▶ Task to carry out: Each line containing the word "about" needs to be copied.

[Collected data entries]
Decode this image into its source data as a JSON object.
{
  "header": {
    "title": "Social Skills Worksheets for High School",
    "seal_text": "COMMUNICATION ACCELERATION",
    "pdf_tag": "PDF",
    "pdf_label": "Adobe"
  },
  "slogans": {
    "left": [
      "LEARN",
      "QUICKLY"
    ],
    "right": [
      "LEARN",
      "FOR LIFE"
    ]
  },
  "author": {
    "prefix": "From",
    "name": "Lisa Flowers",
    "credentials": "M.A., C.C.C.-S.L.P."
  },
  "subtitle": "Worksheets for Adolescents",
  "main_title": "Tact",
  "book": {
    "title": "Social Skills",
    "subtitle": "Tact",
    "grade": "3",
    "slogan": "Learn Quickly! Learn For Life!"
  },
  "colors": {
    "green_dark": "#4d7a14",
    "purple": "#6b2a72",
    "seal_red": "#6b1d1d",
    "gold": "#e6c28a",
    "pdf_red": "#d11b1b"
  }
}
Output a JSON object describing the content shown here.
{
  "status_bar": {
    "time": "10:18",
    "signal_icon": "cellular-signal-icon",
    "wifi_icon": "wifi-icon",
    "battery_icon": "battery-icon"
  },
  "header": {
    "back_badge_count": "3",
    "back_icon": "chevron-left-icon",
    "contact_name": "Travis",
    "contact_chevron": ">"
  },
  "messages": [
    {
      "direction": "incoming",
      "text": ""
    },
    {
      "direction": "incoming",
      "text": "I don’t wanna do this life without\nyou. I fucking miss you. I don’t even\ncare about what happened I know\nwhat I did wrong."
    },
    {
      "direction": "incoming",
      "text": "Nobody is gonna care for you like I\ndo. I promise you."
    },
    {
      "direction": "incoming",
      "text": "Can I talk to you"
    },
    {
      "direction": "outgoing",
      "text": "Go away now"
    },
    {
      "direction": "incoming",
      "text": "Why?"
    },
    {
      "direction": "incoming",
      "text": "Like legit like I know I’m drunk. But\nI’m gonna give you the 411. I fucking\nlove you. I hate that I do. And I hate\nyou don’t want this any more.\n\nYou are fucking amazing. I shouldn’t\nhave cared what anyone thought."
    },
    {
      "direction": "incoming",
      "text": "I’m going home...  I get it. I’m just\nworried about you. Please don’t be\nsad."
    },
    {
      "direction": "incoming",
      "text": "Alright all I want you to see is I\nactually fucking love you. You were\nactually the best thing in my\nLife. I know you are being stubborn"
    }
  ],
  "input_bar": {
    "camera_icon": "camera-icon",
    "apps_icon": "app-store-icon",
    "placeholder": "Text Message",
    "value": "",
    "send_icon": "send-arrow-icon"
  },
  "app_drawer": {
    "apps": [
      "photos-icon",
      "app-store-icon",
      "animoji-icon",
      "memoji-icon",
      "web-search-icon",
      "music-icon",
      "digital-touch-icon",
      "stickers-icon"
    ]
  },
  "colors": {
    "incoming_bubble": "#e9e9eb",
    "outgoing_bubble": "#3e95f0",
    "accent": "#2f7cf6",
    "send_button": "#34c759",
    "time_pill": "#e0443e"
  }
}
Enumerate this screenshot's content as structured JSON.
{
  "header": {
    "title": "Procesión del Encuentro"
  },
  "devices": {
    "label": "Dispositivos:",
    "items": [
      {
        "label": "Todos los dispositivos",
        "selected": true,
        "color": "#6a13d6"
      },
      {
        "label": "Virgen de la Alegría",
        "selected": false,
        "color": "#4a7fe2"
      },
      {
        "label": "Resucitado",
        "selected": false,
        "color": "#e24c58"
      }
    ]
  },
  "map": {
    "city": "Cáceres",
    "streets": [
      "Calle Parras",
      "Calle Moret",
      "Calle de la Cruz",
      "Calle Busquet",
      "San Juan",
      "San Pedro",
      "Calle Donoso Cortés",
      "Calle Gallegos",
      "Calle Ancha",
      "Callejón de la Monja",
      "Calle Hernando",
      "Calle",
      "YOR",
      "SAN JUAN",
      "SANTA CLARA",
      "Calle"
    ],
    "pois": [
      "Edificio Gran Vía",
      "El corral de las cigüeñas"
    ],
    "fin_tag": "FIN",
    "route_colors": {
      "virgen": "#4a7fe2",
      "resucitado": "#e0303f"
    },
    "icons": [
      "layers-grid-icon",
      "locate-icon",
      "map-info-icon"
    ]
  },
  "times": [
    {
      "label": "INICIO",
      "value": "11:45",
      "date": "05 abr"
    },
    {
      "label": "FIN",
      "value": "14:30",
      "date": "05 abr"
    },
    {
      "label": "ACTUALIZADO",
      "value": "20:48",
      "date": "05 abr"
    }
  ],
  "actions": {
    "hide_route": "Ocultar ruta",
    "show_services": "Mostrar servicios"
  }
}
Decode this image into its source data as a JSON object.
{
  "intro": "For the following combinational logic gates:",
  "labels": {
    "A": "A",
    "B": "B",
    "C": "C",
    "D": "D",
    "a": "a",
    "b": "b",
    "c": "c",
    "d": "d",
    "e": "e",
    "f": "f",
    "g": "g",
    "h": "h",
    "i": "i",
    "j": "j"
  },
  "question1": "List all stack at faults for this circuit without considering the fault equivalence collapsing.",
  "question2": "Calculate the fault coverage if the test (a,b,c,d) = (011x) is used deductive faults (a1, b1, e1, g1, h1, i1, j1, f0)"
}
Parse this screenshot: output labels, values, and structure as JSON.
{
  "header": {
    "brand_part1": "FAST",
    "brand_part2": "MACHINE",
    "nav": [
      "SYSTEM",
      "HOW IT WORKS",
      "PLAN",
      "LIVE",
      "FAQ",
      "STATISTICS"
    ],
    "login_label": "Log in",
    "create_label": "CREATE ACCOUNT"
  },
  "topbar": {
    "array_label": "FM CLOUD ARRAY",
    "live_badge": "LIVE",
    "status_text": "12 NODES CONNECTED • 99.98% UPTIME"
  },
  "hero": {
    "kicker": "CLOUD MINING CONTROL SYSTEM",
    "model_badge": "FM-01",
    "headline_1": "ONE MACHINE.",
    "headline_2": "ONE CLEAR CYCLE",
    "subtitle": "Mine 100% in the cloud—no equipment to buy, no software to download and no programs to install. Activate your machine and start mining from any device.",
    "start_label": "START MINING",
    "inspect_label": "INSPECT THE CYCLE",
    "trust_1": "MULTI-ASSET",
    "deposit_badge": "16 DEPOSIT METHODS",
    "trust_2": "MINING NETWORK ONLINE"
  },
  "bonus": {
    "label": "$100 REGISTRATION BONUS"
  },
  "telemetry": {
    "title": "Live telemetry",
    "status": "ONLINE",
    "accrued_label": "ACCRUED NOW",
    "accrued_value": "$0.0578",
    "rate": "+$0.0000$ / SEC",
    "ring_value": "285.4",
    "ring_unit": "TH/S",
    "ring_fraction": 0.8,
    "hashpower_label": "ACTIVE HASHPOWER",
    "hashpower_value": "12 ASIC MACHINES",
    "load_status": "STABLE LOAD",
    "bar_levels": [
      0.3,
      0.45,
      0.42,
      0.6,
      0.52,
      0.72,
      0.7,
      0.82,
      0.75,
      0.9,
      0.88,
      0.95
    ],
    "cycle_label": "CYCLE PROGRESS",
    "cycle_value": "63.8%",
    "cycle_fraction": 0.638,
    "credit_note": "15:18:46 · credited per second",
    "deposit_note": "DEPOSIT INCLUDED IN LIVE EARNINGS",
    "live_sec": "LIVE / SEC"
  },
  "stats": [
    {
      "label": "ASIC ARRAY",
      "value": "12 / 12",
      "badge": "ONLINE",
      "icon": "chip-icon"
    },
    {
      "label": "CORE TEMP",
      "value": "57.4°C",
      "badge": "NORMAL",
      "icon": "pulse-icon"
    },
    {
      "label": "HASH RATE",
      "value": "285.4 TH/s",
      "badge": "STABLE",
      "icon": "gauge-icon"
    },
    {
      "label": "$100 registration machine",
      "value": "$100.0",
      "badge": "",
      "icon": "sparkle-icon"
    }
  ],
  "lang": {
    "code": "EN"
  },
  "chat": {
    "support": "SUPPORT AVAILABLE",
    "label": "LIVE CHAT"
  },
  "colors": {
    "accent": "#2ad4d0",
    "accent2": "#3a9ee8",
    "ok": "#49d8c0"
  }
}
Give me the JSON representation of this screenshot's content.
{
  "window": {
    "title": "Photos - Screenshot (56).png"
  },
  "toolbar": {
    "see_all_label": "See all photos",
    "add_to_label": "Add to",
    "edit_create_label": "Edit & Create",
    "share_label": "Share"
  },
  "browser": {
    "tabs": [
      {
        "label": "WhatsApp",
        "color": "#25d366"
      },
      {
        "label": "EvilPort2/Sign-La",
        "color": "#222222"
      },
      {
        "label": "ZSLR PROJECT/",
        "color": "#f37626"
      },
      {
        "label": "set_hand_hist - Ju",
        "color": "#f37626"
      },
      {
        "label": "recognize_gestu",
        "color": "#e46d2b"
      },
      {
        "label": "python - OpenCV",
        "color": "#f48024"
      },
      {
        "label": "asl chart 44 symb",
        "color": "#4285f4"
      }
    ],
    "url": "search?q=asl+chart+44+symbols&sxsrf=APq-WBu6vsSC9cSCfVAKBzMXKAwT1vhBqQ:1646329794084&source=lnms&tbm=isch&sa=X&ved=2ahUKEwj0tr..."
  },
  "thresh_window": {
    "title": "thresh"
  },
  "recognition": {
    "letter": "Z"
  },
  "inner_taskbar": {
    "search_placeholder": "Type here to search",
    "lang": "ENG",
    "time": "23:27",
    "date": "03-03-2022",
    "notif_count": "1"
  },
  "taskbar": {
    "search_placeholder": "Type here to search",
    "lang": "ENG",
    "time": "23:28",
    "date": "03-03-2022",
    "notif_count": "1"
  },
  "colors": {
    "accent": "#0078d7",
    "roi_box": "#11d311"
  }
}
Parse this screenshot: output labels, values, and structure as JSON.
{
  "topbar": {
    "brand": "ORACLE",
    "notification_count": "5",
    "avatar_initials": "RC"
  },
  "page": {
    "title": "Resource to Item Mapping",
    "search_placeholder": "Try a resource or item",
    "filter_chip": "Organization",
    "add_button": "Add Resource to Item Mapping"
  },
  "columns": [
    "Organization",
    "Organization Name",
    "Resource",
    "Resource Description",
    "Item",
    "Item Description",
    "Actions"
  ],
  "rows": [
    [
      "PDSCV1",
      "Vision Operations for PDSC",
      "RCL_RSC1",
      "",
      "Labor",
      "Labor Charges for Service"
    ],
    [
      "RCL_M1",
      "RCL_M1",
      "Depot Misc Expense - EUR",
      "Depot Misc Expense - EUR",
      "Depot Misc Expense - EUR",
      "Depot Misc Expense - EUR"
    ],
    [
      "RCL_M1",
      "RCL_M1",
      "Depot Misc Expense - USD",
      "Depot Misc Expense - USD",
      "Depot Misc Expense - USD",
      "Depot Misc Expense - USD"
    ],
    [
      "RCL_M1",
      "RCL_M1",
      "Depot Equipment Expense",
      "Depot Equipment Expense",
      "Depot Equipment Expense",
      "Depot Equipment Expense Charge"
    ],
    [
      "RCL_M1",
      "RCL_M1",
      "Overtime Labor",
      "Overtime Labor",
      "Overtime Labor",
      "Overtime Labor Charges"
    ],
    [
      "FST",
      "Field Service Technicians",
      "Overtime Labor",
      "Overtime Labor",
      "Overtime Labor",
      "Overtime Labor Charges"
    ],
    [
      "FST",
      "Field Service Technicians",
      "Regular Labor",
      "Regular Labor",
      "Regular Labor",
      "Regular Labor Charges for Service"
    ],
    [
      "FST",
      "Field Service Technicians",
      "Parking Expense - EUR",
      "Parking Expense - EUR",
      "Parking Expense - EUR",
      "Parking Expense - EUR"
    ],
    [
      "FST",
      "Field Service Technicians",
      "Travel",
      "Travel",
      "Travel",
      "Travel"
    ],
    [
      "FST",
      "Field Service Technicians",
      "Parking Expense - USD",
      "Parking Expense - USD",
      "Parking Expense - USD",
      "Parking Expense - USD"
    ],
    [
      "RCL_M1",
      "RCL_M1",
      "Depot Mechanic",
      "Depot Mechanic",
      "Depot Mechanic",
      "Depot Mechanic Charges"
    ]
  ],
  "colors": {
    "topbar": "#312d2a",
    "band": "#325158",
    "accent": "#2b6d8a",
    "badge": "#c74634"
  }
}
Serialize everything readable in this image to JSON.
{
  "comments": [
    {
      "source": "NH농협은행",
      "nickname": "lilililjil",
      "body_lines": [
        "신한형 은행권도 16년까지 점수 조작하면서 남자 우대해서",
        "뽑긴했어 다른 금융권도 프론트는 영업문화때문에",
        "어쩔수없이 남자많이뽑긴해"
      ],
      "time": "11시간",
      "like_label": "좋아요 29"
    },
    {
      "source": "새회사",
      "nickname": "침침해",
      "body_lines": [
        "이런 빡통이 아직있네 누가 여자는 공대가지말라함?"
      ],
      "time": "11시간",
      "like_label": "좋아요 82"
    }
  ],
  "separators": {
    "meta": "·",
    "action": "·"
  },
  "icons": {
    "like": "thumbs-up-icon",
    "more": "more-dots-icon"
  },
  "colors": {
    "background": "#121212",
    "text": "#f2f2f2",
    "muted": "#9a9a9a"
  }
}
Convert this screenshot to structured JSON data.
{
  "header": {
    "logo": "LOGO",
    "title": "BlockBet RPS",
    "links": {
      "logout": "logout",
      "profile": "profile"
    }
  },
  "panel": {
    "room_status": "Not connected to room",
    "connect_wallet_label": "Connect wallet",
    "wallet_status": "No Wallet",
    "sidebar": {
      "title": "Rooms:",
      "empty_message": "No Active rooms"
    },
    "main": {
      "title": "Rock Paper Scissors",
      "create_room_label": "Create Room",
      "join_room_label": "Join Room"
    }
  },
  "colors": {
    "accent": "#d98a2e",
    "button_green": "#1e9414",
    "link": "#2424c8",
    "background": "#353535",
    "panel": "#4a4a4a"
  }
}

▶ Task result:
      "text": "I don’t wanna do this life without\nyou. I fucking miss you. I don’t even\ncare about what happened I know\nwhat I did wrong."
      "text": "I’m going home...  I get it. I’m just\nworried about you. Please don’t be\nsad."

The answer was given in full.